- _WHAT YOU SHOULD DO_:
Scan the entries below. List each line with "دلاری".

Figure collection entries

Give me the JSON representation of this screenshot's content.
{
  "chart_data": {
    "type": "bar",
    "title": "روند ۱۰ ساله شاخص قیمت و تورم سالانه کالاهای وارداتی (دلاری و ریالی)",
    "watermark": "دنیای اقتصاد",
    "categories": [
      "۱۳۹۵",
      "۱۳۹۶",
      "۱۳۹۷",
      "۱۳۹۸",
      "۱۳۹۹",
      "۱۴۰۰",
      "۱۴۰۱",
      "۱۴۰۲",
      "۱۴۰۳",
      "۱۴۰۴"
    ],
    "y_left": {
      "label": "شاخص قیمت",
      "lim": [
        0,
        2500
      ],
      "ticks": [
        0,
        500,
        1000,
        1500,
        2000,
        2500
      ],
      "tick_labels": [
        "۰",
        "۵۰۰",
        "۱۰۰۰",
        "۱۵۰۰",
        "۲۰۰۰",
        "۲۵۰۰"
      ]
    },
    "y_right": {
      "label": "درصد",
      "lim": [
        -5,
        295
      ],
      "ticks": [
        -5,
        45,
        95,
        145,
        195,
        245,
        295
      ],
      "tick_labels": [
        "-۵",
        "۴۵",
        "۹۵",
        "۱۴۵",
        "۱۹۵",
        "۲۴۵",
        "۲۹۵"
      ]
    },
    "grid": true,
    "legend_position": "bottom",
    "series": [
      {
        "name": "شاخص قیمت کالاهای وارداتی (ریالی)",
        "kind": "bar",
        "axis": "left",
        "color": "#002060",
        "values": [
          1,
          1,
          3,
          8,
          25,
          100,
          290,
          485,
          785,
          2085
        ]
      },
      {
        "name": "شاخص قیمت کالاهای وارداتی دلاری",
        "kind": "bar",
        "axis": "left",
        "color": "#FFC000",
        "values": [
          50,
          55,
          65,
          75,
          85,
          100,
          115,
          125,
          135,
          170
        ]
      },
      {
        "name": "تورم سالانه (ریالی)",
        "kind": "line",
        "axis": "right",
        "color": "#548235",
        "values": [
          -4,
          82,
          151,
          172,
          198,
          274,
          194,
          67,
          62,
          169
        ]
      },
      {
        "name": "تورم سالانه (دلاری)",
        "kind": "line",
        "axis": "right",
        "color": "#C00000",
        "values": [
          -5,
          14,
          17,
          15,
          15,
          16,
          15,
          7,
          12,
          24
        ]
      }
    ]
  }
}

- _PROBLEM SOLUTION_:
    "title": "روند ۱۰ ساله شاخص قیمت و تورم سالانه کالاهای وارداتی (دلاری و ریالی)",
        "name": "شاخص قیمت کالاهای وارداتی دلاری",
        "name": "تورم سالانه (دلاری)",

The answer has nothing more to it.